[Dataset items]
--- start ---

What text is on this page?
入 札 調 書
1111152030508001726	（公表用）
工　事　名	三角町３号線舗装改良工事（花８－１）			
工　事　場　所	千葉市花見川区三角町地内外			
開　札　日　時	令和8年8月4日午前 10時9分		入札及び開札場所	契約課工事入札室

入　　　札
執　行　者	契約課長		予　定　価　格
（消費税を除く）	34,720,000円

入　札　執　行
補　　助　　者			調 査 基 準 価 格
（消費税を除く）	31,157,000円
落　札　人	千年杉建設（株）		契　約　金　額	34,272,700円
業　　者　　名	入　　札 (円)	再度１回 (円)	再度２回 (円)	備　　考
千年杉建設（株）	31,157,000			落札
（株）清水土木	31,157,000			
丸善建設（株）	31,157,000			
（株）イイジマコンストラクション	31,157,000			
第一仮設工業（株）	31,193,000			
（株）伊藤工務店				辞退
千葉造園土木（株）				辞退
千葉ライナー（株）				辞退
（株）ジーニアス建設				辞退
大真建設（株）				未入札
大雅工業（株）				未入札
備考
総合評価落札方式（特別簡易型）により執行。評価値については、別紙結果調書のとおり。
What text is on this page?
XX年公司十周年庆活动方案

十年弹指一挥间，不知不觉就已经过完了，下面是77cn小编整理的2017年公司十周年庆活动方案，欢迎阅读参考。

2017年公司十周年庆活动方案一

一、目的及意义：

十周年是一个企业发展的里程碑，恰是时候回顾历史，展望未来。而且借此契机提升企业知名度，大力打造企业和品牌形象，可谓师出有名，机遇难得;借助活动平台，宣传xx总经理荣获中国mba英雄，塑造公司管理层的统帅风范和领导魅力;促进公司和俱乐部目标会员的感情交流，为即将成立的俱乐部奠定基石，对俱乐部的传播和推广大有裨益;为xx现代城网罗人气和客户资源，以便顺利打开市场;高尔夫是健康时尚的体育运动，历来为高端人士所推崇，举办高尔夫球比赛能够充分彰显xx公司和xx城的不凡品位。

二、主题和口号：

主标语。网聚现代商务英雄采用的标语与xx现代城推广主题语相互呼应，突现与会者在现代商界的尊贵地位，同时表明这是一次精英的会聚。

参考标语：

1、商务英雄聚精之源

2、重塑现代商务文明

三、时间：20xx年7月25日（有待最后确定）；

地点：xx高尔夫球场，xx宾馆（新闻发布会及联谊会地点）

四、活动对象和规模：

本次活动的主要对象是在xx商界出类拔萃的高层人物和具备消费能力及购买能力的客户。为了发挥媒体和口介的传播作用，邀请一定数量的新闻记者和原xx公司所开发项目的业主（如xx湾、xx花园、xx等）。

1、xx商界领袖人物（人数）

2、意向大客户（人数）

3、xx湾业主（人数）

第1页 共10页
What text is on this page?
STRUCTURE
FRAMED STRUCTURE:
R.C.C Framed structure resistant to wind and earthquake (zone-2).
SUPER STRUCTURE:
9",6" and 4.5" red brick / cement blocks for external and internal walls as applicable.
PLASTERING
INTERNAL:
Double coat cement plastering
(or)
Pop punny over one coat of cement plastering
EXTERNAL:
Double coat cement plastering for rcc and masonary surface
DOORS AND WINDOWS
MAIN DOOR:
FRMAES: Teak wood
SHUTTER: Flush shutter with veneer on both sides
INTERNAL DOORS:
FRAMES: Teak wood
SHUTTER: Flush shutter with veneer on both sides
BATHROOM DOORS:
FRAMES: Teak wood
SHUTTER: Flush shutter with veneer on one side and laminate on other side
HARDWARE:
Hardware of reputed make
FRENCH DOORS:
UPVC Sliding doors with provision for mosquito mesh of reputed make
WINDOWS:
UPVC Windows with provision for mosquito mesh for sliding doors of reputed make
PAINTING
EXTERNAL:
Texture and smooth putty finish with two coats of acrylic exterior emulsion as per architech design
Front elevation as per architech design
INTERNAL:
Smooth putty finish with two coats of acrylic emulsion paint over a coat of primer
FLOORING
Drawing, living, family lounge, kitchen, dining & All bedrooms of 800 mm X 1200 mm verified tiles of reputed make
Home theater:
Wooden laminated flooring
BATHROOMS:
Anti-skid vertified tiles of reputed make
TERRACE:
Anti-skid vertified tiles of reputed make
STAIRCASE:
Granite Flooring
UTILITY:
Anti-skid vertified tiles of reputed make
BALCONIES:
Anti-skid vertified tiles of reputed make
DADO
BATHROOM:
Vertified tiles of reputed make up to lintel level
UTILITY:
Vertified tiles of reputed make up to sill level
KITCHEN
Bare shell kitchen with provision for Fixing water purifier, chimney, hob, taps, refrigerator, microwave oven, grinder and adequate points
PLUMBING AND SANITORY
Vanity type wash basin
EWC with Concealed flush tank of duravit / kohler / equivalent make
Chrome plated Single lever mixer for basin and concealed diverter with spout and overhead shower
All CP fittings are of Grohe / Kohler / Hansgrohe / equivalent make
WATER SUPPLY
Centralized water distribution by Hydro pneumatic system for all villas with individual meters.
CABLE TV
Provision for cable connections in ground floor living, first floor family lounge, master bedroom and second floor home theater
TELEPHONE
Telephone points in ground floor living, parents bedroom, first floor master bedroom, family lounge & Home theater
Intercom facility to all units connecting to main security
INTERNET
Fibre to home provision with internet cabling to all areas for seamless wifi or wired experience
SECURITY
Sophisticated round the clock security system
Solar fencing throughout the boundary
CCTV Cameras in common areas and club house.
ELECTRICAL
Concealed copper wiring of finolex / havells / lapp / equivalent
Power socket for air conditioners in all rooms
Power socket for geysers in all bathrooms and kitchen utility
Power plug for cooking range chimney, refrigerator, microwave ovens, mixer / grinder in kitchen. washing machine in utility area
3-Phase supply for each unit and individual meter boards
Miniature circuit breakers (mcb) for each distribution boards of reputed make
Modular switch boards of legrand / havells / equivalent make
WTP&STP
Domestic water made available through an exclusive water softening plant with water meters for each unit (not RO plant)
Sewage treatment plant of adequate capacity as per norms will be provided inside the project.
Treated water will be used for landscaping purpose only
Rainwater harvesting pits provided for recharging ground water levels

--- end ---

### TASK TO COMPLETE:
Extract the full listing above without altering anything.

### SOLUTION TO THIS TASK:
What text is on this page?
入 札 調 書
1111152030508001726	（公表用）
工　事　名	三角町３号線舗装改良工事（花８－１）			
工　事　場　所	千葉市花見川区三角町地内外			
開　札　日　時	令和8年8月4日午前 10時9分		入札及び開札場所	契約課工事入札室

入　　　札
執　行　者	契約課長		予　定　価　格
（消費税を除く）	34,720,000円

入　札　執　行
補　　助　　者			調 査 基 準 価 格
（消費税を除く）	31,157,000円
落　札　人	千年杉建設（株）		契　約　金　額	34,272,700円
業　　者　　名	入　　札 (円)	再度１回 (円)	再度２回 (円)	備　　考
千年杉建設（株）	31,157,000			落札
（株）清水土木	31,157,000			
丸善建設（株）	31,157,000			
（株）イイジマコンストラクション	31,157,000			
第一仮設工業（株）	31,193,000			
（株）伊藤工務店				辞退
千葉造園土木（株）				辞退
千葉ライナー（株）				辞退
（株）ジーニアス建設				辞退
大真建設（株）				未入札
大雅工業（株）				未入札
備考
総合評価落札方式（特別簡易型）により執行。評価値については、別紙結果調書のとおり。
What text is on this page?
XX年公司十周年庆活动方案

十年弹指一挥间，不知不觉就已经过完了，下面是77cn小编整理的2017年公司十周年庆活动方案，欢迎阅读参考。

2017年公司十周年庆活动方案一

一、目的及意义：

十周年是一个企业发展的里程碑，恰是时候回顾历史，展望未来。而且借此契机提升企业知名度，大力打造企业和品牌形象，可谓师出有名，机遇难得;借助活动平台，宣传xx总经理荣获中国mba英雄，塑造公司管理层的统帅风范和领导魅力;促进公司和俱乐部目标会员的感情交流，为即将成立的俱乐部奠定基石，对俱乐部的传播和推广大有裨益;为xx现代城网罗人气和客户资源，以便顺利打开市场;高尔夫是健康时尚的体育运动，历来为高端人士所推崇，举办高尔夫球比赛能够充分彰显xx公司和xx城的不凡品位。

二、主题和口号：

主标语。网聚现代商务英雄采用的标语与xx现代城推广主题语相互呼应，突现与会者在现代商界的尊贵地位，同时表明这是一次精英的会聚。

参考标语：

1、商务英雄聚精之源

2、重塑现代商务文明

三、时间：20xx年7月25日（有待最后确定）；

地点：xx高尔夫球场，xx宾馆（新闻发布会及联谊会地点）

四、活动对象和规模：

本次活动的主要对象是在xx商界出类拔萃的高层人物和具备消费能力及购买能力的客户。为了发挥媒体和口介的传播作用，邀请一定数量的新闻记者和原xx公司所开发项目的业主（如xx湾、xx花园、xx等）。

1、xx商界领袖人物（人数）

2、意向大客户（人数）

3、xx湾业主（人数）

第1页 共10页
What text is on this page?
STRUCTURE
FRAMED STRUCTURE:
R.C.C Framed structure resistant to wind and earthquake (zone-2).
SUPER STRUCTURE:
9",6" and 4.5" red brick / cement blocks for external and internal walls as applicable.
PLASTERING
INTERNAL:
Double coat cement plastering
(or)
Pop punny over one coat of cement plastering
EXTERNAL:
Double coat cement plastering for rcc and masonary surface
DOORS AND WINDOWS
MAIN DOOR:
FRMAES: Teak wood
SHUTTER: Flush shutter with veneer on both sides
INTERNAL DOORS:
FRAMES: Teak wood
SHUTTER: Flush shutter with veneer on both sides
BATHROOM DOORS:
FRAMES: Teak wood
SHUTTER: Flush shutter with veneer on one side and laminate on other side
HARDWARE:
Hardware of reputed make
FRENCH DOORS:
UPVC Sliding doors with provision for mosquito mesh of reputed make
WINDOWS:
UPVC Windows with provision for mosquito mesh for sliding doors of reputed make
PAINTING
EXTERNAL:
Texture and smooth putty finish with two coats of acrylic exterior emulsion as per architech design
Front elevation as per architech design
INTERNAL:
Smooth putty finish with two coats of acrylic emulsion paint over a coat of primer
FLOORING
Drawing, living, family lounge, kitchen, dining & All bedrooms of 800 mm X 1200 mm verified tiles of reputed make
Home theater:
Wooden laminated flooring
BATHROOMS:
Anti-skid vertified tiles of reputed make
TERRACE:
Anti-skid vertified tiles of reputed make
STAIRCASE:
Granite Flooring
UTILITY:
Anti-skid vertified tiles of reputed make
BALCONIES:
Anti-skid vertified tiles of reputed make
DADO
BATHROOM:
Vertified tiles of reputed make up to lintel level
UTILITY:
Vertified tiles of reputed make up to sill level
KITCHEN
Bare shell kitchen with provision for Fixing water purifier, chimney, hob, taps, refrigerator, microwave oven, grinder and adequate points
PLUMBING AND SANITORY
Vanity type wash basin
EWC with Concealed flush tank of duravit / kohler / equivalent make
Chrome plated Single lever mixer for basin and concealed diverter with spout and overhead shower
All CP fittings are of Grohe / Kohler / Hansgrohe / equivalent make
WATER SUPPLY
Centralized water distribution by Hydro pneumatic system for all villas with individual meters.
CABLE TV
Provision for cable connections in ground floor living, first floor family lounge, master bedroom and second floor home theater
TELEPHONE
Telephone points in ground floor living, parents bedroom, first floor master bedroom, family lounge & Home theater
Intercom facility to all units connecting to main security
INTERNET
Fibre to home provision with internet cabling to all areas for seamless wifi or wired experience
SECURITY
Sophisticated round the clock security system
Solar fencing throughout the boundary
CCTV Cameras in common areas and club house.
ELECTRICAL
Concealed copper wiring of finolex / havells / lapp / equivalent
Power socket for air conditioners in all rooms
Power socket for geysers in all bathrooms and kitchen utility
Power plug for cooking range chimney, refrigerator, microwave ovens, mixer / grinder in kitchen. washing machine in utility area
3-Phase supply for each unit and individual meter boards
Miniature circuit breakers (mcb) for each distribution boards of reputed make
Modular switch boards of legrand / havells / equivalent make
WTP&STP
Domestic water made available through an exclusive water softening plant with water meters for each unit (not RO plant)
Sewage treatment plant of adequate capacity as per norms will be provided inside the project.
Treated water will be used for landscaping purpose only
Rainwater harvesting pits provided for recharging ground water levels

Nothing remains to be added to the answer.